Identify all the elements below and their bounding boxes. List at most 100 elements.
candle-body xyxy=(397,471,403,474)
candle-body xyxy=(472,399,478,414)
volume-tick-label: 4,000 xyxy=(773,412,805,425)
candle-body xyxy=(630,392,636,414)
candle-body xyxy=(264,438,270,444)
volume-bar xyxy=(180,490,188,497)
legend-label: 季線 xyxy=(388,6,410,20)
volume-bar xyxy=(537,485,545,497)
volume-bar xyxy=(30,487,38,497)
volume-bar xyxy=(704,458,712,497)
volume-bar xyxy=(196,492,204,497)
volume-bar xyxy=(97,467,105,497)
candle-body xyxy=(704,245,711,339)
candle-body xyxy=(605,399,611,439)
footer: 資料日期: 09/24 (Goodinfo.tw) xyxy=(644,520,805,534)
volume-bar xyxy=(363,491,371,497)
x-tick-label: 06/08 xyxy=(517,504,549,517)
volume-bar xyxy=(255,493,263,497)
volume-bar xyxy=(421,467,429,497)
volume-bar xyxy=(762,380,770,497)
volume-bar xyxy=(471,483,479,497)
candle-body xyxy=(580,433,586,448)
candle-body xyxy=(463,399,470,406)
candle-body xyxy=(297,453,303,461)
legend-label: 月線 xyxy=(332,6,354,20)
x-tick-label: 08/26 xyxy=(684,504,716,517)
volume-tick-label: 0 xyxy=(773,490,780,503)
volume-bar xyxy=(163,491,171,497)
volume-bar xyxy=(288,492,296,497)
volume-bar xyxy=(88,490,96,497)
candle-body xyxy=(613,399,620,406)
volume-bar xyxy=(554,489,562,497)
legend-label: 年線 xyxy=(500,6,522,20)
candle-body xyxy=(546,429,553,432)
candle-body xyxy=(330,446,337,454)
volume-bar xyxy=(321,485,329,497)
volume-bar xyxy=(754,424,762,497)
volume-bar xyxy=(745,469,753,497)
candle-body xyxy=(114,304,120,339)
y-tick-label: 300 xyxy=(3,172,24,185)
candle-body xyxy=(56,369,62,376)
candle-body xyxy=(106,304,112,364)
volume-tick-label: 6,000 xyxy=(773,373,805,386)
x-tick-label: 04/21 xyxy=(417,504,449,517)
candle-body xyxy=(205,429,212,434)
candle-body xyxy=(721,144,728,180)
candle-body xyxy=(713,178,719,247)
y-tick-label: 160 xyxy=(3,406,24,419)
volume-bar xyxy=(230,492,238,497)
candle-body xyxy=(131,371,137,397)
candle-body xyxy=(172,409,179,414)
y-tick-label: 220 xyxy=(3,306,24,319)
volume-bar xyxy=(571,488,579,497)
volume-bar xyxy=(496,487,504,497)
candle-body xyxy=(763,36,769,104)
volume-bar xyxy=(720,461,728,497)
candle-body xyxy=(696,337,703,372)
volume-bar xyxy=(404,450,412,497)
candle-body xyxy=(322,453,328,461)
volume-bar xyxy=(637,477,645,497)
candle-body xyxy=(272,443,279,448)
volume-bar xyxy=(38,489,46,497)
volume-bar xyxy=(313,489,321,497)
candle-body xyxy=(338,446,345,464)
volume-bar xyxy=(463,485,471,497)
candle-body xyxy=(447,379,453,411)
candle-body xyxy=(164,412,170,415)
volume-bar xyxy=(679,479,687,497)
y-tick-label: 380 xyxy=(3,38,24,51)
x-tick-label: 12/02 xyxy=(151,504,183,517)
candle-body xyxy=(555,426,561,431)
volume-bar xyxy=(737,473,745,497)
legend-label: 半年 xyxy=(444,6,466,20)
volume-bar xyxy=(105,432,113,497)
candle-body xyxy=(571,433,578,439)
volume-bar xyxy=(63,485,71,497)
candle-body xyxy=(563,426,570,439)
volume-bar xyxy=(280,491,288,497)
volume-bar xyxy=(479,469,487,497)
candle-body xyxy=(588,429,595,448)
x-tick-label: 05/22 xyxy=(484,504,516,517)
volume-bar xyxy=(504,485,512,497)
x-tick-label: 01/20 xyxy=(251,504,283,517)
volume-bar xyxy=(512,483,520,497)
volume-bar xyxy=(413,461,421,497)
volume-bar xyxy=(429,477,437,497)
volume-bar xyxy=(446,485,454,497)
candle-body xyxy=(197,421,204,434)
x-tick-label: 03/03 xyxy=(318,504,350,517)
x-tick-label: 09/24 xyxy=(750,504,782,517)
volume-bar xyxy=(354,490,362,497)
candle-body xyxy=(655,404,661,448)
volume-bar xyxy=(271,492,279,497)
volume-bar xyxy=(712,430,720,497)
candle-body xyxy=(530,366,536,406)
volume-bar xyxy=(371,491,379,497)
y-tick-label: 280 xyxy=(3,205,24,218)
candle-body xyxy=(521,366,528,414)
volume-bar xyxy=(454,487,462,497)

※ ※ ※

Task statement:
Copy every line of the records above word for word, in the same order.

Output:
Identify all the elements below and their bounding boxes. List at most 100 elements.
candle-body xyxy=(397,471,403,474)
candle-body xyxy=(472,399,478,414)
volume-tick-label: 4,000 xyxy=(773,412,805,425)
candle-body xyxy=(630,392,636,414)
candle-body xyxy=(264,438,270,444)
volume-bar xyxy=(180,490,188,497)
legend-label: 季線 xyxy=(388,6,410,20)
volume-bar xyxy=(537,485,545,497)
volume-bar xyxy=(30,487,38,497)
volume-bar xyxy=(704,458,712,497)
volume-bar xyxy=(196,492,204,497)
volume-bar xyxy=(97,467,105,497)
candle-body xyxy=(704,245,711,339)
candle-body xyxy=(605,399,611,439)
footer: 資料日期: 09/24 (Goodinfo.tw) xyxy=(644,520,805,534)
volume-bar xyxy=(363,491,371,497)
x-tick-label: 06/08 xyxy=(517,504,549,517)
volume-bar xyxy=(255,493,263,497)
volume-bar xyxy=(421,467,429,497)
volume-bar xyxy=(762,380,770,497)
volume-bar xyxy=(471,483,479,497)
candle-body xyxy=(580,433,586,448)
candle-body xyxy=(463,399,470,406)
candle-body xyxy=(297,453,303,461)
legend-label: 月線 xyxy=(332,6,354,20)
x-tick-label: 08/26 xyxy=(684,504,716,517)
volume-tick-label: 0 xyxy=(773,490,780,503)
volume-bar xyxy=(163,491,171,497)
volume-bar xyxy=(288,492,296,497)
volume-bar xyxy=(88,490,96,497)
candle-body xyxy=(613,399,620,406)
volume-bar xyxy=(554,489,562,497)
legend-label: 年線 xyxy=(500,6,522,20)
candle-body xyxy=(546,429,553,432)
candle-body xyxy=(330,446,337,454)
volume-bar xyxy=(321,485,329,497)
volume-bar xyxy=(754,424,762,497)
volume-bar xyxy=(745,469,753,497)
candle-body xyxy=(114,304,120,339)
y-tick-label: 300 xyxy=(3,172,24,185)
candle-body xyxy=(56,369,62,376)
candle-body xyxy=(106,304,112,364)
volume-tick-label: 6,000 xyxy=(773,373,805,386)
x-tick-label: 04/21 xyxy=(417,504,449,517)
candle-body xyxy=(205,429,212,434)
candle-body xyxy=(721,144,728,180)
candle-body xyxy=(713,178,719,247)
y-tick-label: 160 xyxy=(3,406,24,419)
volume-bar xyxy=(230,492,238,497)
candle-body xyxy=(131,371,137,397)
candle-body xyxy=(172,409,179,414)
y-tick-label: 220 xyxy=(3,306,24,319)
volume-bar xyxy=(571,488,579,497)
volume-bar xyxy=(496,487,504,497)
candle-body xyxy=(763,36,769,104)
volume-bar xyxy=(720,461,728,497)
candle-body xyxy=(696,337,703,372)
volume-bar xyxy=(404,450,412,497)
candle-body xyxy=(322,453,328,461)
volume-bar xyxy=(637,477,645,497)
candle-body xyxy=(272,443,279,448)
volume-bar xyxy=(38,489,46,497)
volume-bar xyxy=(313,489,321,497)
candle-body xyxy=(338,446,345,464)
volume-bar xyxy=(463,485,471,497)
candle-body xyxy=(447,379,453,411)
candle-body xyxy=(164,412,170,415)
volume-bar xyxy=(679,479,687,497)
y-tick-label: 380 xyxy=(3,38,24,51)
x-tick-label: 12/02 xyxy=(151,504,183,517)
candle-body xyxy=(555,426,561,431)
volume-bar xyxy=(737,473,745,497)
legend-label: 半年 xyxy=(444,6,466,20)
volume-bar xyxy=(105,432,113,497)
candle-body xyxy=(571,433,578,439)
volume-bar xyxy=(63,485,71,497)
candle-body xyxy=(563,426,570,439)
volume-bar xyxy=(280,491,288,497)
volume-bar xyxy=(479,469,487,497)
candle-body xyxy=(588,429,595,448)
x-tick-label: 05/22 xyxy=(484,504,516,517)
volume-bar xyxy=(504,485,512,497)
x-tick-label: 01/20 xyxy=(251,504,283,517)
volume-bar xyxy=(512,483,520,497)
volume-bar xyxy=(413,461,421,497)
volume-bar xyxy=(429,477,437,497)
volume-bar xyxy=(446,485,454,497)
candle-body xyxy=(197,421,204,434)
x-tick-label: 03/03 xyxy=(318,504,350,517)
x-tick-label: 09/24 xyxy=(750,504,782,517)
volume-bar xyxy=(354,490,362,497)
candle-body xyxy=(655,404,661,448)
volume-bar xyxy=(271,492,279,497)
volume-bar xyxy=(712,430,720,497)
candle-body xyxy=(530,366,536,406)
volume-bar xyxy=(371,491,379,497)
y-tick-label: 280 xyxy=(3,205,24,218)
candle-body xyxy=(521,366,528,414)
volume-bar xyxy=(454,487,462,497)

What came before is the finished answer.